▸ **Figure data in JSON**:
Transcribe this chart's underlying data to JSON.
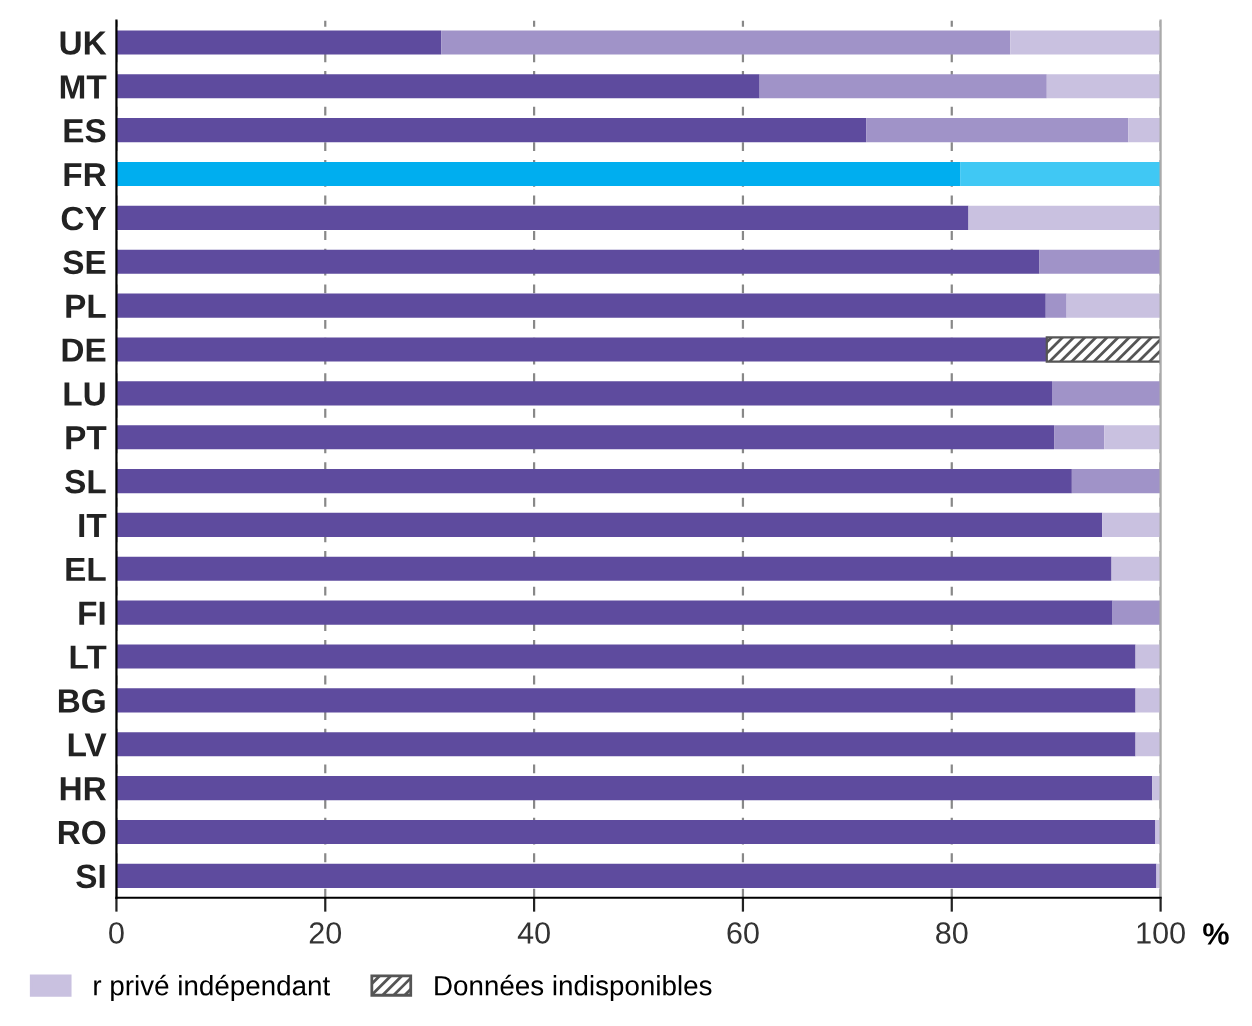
{
  "chart_data": {
    "type": "bar",
    "orientation": "horizontal",
    "stacked": true,
    "categories": [
      "UK",
      "MT",
      "ES",
      "FR",
      "CY",
      "SE",
      "PL",
      "DE",
      "LU",
      "PT",
      "SL",
      "IT",
      "EL",
      "FI",
      "LT",
      "BG",
      "LV",
      "HR",
      "RO",
      "SI"
    ],
    "series": [
      {
        "color": "#5e4b9e",
        "colors": [
          "#5e4b9e",
          "#5e4b9e",
          "#5e4b9e",
          "#00aeef",
          "#5e4b9e",
          "#5e4b9e",
          "#5e4b9e",
          "#5e4b9e",
          "#5e4b9e",
          "#5e4b9e",
          "#5e4b9e",
          "#5e4b9e",
          "#5e4b9e",
          "#5e4b9e",
          "#5e4b9e",
          "#5e4b9e",
          "#5e4b9e",
          "#5e4b9e",
          "#5e4b9e",
          "#5e4b9e"
        ],
        "values": [
          31.1,
          61.6,
          71.8,
          80.8,
          81.6,
          88.4,
          89.0,
          89.1,
          89.6,
          89.8,
          91.5,
          94.4,
          95.3,
          95.4,
          97.6,
          97.6,
          97.6,
          99.2,
          99.5,
          99.6
        ]
      },
      {
        "color": "#a093c8",
        "values": [
          54.5,
          27.5,
          25.1,
          null,
          null,
          11.6,
          2.0,
          null,
          10.4,
          4.8,
          8.5,
          null,
          null,
          4.6,
          null,
          null,
          null,
          null,
          null,
          null
        ]
      },
      {
        "name": "r privé indépendant",
        "color": "#c9c1e0",
        "colors": [
          "#c9c1e0",
          "#c9c1e0",
          "#c9c1e0",
          "#40c8f4",
          "#c9c1e0",
          "#c9c1e0",
          "#c9c1e0",
          "#c9c1e0",
          "#c9c1e0",
          "#c9c1e0",
          "#c9c1e0",
          "#c9c1e0",
          "#c9c1e0",
          "#c9c1e0",
          "#c9c1e0",
          "#c9c1e0",
          "#c9c1e0",
          "#c9c1e0",
          "#c9c1e0",
          "#c9c1e0"
        ],
        "values": [
          14.4,
          10.9,
          3.1,
          19.2,
          18.4,
          null,
          9.0,
          null,
          null,
          5.4,
          null,
          5.6,
          4.7,
          null,
          2.4,
          2.4,
          2.4,
          0.8,
          0.5,
          0.4
        ]
      },
      {
        "name": "Données indisponibles",
        "color": "#555555",
        "values": [
          null,
          null,
          null,
          null,
          null,
          null,
          null,
          10.9,
          null,
          null,
          null,
          null,
          null,
          null,
          null,
          null,
          null,
          null,
          null,
          null
        ]
      }
    ],
    "xlabel": "%",
    "xlim": [
      0,
      100
    ],
    "xticks": [
      0,
      20,
      40,
      60,
      80,
      100
    ],
    "grid": "x",
    "legend": "bottom"
  }
}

▸ **What is asked**: Leaving all pictures aside, quote each record exactly.

▸ **Finished task**:
Transcribe this chart's underlying data to JSON.
{
  "chart_data": {
    "type": "bar",
    "orientation": "horizontal",
    "stacked": true,
    "categories": [
      "UK",
      "MT",
      "ES",
      "FR",
      "CY",
      "SE",
      "PL",
      "DE",
      "LU",
      "PT",
      "SL",
      "IT",
      "EL",
      "FI",
      "LT",
      "BG",
      "LV",
      "HR",
      "RO",
      "SI"
    ],
    "series": [
      {
        "color": "#5e4b9e",
        "colors": [
          "#5e4b9e",
          "#5e4b9e",
          "#5e4b9e",
          "#00aeef",
          "#5e4b9e",
          "#5e4b9e",
          "#5e4b9e",
          "#5e4b9e",
          "#5e4b9e",
          "#5e4b9e",
          "#5e4b9e",
          "#5e4b9e",
          "#5e4b9e",
          "#5e4b9e",
          "#5e4b9e",
          "#5e4b9e",
          "#5e4b9e",
          "#5e4b9e",
          "#5e4b9e",
          "#5e4b9e"
        ],
        "values": [
          31.1,
          61.6,
          71.8,
          80.8,
          81.6,
          88.4,
          89.0,
          89.1,
          89.6,
          89.8,
          91.5,
          94.4,
          95.3,
          95.4,
          97.6,
          97.6,
          97.6,
          99.2,
          99.5,
          99.6
        ]
      },
      {
        "color": "#a093c8",
        "values": [
          54.5,
          27.5,
          25.1,
          null,
          null,
          11.6,
          2.0,
          null,
          10.4,
          4.8,
          8.5,
          null,
          null,
          4.6,
          null,
          null,
          null,
          null,
          null,
          null
        ]
      },
      {
        "name": "r privé indépendant",
        "color": "#c9c1e0",
        "colors": [
          "#c9c1e0",
          "#c9c1e0",
          "#c9c1e0",
          "#40c8f4",
          "#c9c1e0",
          "#c9c1e0",
          "#c9c1e0",
          "#c9c1e0",
          "#c9c1e0",
          "#c9c1e0",
          "#c9c1e0",
          "#c9c1e0",
          "#c9c1e0",
          "#c9c1e0",
          "#c9c1e0",
          "#c9c1e0",
          "#c9c1e0",
          "#c9c1e0",
          "#c9c1e0",
          "#c9c1e0"
        ],
        "values": [
          14.4,
          10.9,
          3.1,
          19.2,
          18.4,
          null,
          9.0,
          null,
          null,
          5.4,
          null,
          5.6,
          4.7,
          null,
          2.4,
          2.4,
          2.4,
          0.8,
          0.5,
          0.4
        ]
      },
      {
        "name": "Données indisponibles",
        "color": "#555555",
        "values": [
          null,
          null,
          null,
          null,
          null,
          null,
          null,
          10.9,
          null,
          null,
          null,
          null,
          null,
          null,
          null,
          null,
          null,
          null,
          null,
          null
        ]
      }
    ],
    "xlabel": "%",
    "xlim": [
      0,
      100
    ],
    "xticks": [
      0,
      20,
      40,
      60,
      80,
      100
    ],
    "grid": "x",
    "legend": "bottom"
  }
}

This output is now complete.